--- START ITEMS ---
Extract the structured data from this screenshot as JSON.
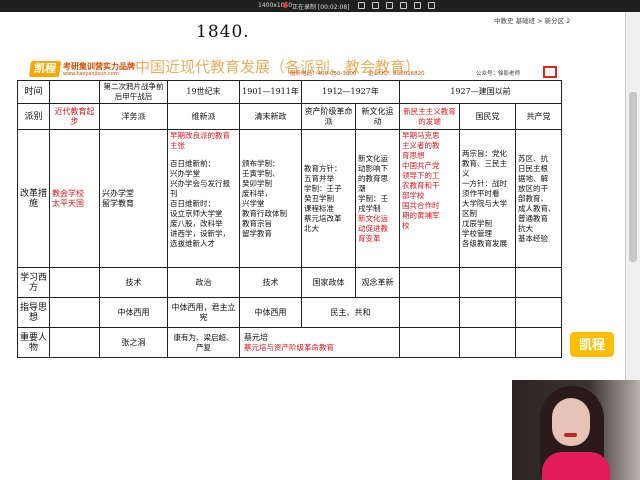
{
  "topbar": {
    "resolution": "1400x1050",
    "recording": "正在录制 [00:02:08]",
    "accent_record": "#ee3333"
  },
  "handwriting": "1840.",
  "watermark": {
    "brand": "考研集训营实力品牌",
    "url": "www.kaoyanjixun.com",
    "logo": "凯程"
  },
  "doc": {
    "title": "中国近现代教育发展（各派别、教会教育）",
    "hotline": "服务电话：400-050-3600",
    "qq": "企业QQ：800016820",
    "gzh": "公众号：徐影老师"
  },
  "panel": {
    "breadcrumb": "中教史 基础班 > 新分区 2",
    "icons": [
      "outline-icon",
      "more-icon"
    ]
  },
  "table": {
    "time_label": "时间",
    "times": [
      "",
      "第二次鸦片战争前后",
      "甲午战后",
      "19世纪末",
      "1901—1911年",
      "1912—1927年",
      "1927—建国以前"
    ],
    "faction_label": "派别",
    "factions": [
      "近代教育起步",
      "洋务派",
      "维新派",
      "清末新政",
      "资产阶级革命派",
      "新文化运动",
      "新民主主义教育的发端",
      "国民党",
      "共产党"
    ],
    "measures_label": "改革措施",
    "measures": {
      "start": [
        "教会学校",
        "太平天国"
      ],
      "yangwu": [
        "兴办学堂",
        "留学教育"
      ],
      "weixin_red": [
        "早期改良派的教育主张"
      ],
      "weixin": [
        "百日维新前：",
        "兴办学堂",
        "兴办学会与发行报刊",
        "百日维新时：",
        "设立京师大学堂",
        "废八股，改科举",
        "讲西学，设新学，",
        "选拔维新人才"
      ],
      "xinzheng": [
        "颁布学制：",
        "壬寅学制、",
        "癸卯学制",
        "废科举，",
        "兴学堂",
        "教育行政体制",
        "教育宗旨",
        "留学教育"
      ],
      "geming": [
        "教育方针：",
        "五育并举",
        "学制：壬子",
        "癸丑学制",
        "课程标准",
        "蔡元培改革",
        "北大"
      ],
      "xinwenhua": [
        "新文化运",
        "动影响下",
        "的教育思",
        "潮",
        "学制：壬",
        "戌学制"
      ],
      "xinwenhua_red": [
        "新文化运",
        "动促进教",
        "育变革"
      ],
      "xinminzhu": [
        "早期马克思",
        "主义者的教",
        "育思想",
        "中国共产党",
        "领导下的工",
        "农教育和干",
        "部学校",
        "国共合作时",
        "期的黄埔军",
        "校"
      ],
      "guomindang": [
        "两宗旨：党化",
        "教育、三民主",
        "义",
        "一方针：战时",
        "须作平时看",
        "大学院与大学",
        "区制",
        "戊辰学制",
        "学校管理",
        "各级教育发展"
      ],
      "gongchandang": [
        "苏区、抗",
        "日民主根",
        "据地、解",
        "放区的干",
        "部教育、",
        "成人教育、",
        "普通教育",
        "抗大",
        "基本经验"
      ]
    },
    "learn_label": "学习西方",
    "learn": [
      "技术",
      "政治",
      "技术",
      "国家政体",
      "观念革新"
    ],
    "guide_label": "指导思想",
    "guide": [
      "中体西用",
      "中体西用，君主立宪",
      "中体西用",
      "民主、共和"
    ],
    "people_label": "重要人物",
    "people": {
      "yangwu": "张之洞",
      "weixin": "康有为、梁启超、严复",
      "xinzheng": "蔡元培",
      "red_note": "蔡元培与资产阶级革命教育"
    }
  },
  "badge": "凯程",
  "colors": {
    "accent_red": "#e01818",
    "brand_orange": "#d64b00",
    "logo_yellow": "#f6a800"
  }
}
--- END ITEMS ---
Pictures in the records above are not copied; print everything else exactly.

Extract the structured data from this screenshot as JSON.
{
  "topbar": {
    "resolution": "1400x1050",
    "recording": "正在录制 [00:02:08]",
    "accent_record": "#ee3333"
  },
  "handwriting": "1840.",
  "watermark": {
    "brand": "考研集训营实力品牌",
    "url": "www.kaoyanjixun.com",
    "logo": "凯程"
  },
  "doc": {
    "title": "中国近现代教育发展（各派别、教会教育）",
    "hotline": "服务电话：400-050-3600",
    "qq": "企业QQ：800016820",
    "gzh": "公众号：徐影老师"
  },
  "panel": {
    "breadcrumb": "中教史 基础班 > 新分区 2",
    "icons": [
      "outline-icon",
      "more-icon"
    ]
  },
  "table": {
    "time_label": "时间",
    "times": [
      "",
      "第二次鸦片战争前后",
      "甲午战后",
      "19世纪末",
      "1901—1911年",
      "1912—1927年",
      "1927—建国以前"
    ],
    "faction_label": "派别",
    "factions": [
      "近代教育起步",
      "洋务派",
      "维新派",
      "清末新政",
      "资产阶级革命派",
      "新文化运动",
      "新民主主义教育的发端",
      "国民党",
      "共产党"
    ],
    "measures_label": "改革措施",
    "measures": {
      "start": [
        "教会学校",
        "太平天国"
      ],
      "yangwu": [
        "兴办学堂",
        "留学教育"
      ],
      "weixin_red": [
        "早期改良派的教育主张"
      ],
      "weixin": [
        "百日维新前：",
        "兴办学堂",
        "兴办学会与发行报刊",
        "百日维新时：",
        "设立京师大学堂",
        "废八股，改科举",
        "讲西学，设新学，",
        "选拔维新人才"
      ],
      "xinzheng": [
        "颁布学制：",
        "壬寅学制、",
        "癸卯学制",
        "废科举，",
        "兴学堂",
        "教育行政体制",
        "教育宗旨",
        "留学教育"
      ],
      "geming": [
        "教育方针：",
        "五育并举",
        "学制：壬子",
        "癸丑学制",
        "课程标准",
        "蔡元培改革",
        "北大"
      ],
      "xinwenhua": [
        "新文化运",
        "动影响下",
        "的教育思",
        "潮",
        "学制：壬",
        "戌学制"
      ],
      "xinwenhua_red": [
        "新文化运",
        "动促进教",
        "育变革"
      ],
      "xinminzhu": [
        "早期马克思",
        "主义者的教",
        "育思想",
        "中国共产党",
        "领导下的工",
        "农教育和干",
        "部学校",
        "国共合作时",
        "期的黄埔军",
        "校"
      ],
      "guomindang": [
        "两宗旨：党化",
        "教育、三民主",
        "义",
        "一方针：战时",
        "须作平时看",
        "大学院与大学",
        "区制",
        "戊辰学制",
        "学校管理",
        "各级教育发展"
      ],
      "gongchandang": [
        "苏区、抗",
        "日民主根",
        "据地、解",
        "放区的干",
        "部教育、",
        "成人教育、",
        "普通教育",
        "抗大",
        "基本经验"
      ]
    },
    "learn_label": "学习西方",
    "learn": [
      "技术",
      "政治",
      "技术",
      "国家政体",
      "观念革新"
    ],
    "guide_label": "指导思想",
    "guide": [
      "中体西用",
      "中体西用，君主立宪",
      "中体西用",
      "民主、共和"
    ],
    "people_label": "重要人物",
    "people": {
      "yangwu": "张之洞",
      "weixin": "康有为、梁启超、严复",
      "xinzheng": "蔡元培",
      "red_note": "蔡元培与资产阶级革命教育"
    }
  },
  "badge": "凯程",
  "colors": {
    "accent_red": "#e01818",
    "brand_orange": "#d64b00",
    "logo_yellow": "#f6a800"
  }
}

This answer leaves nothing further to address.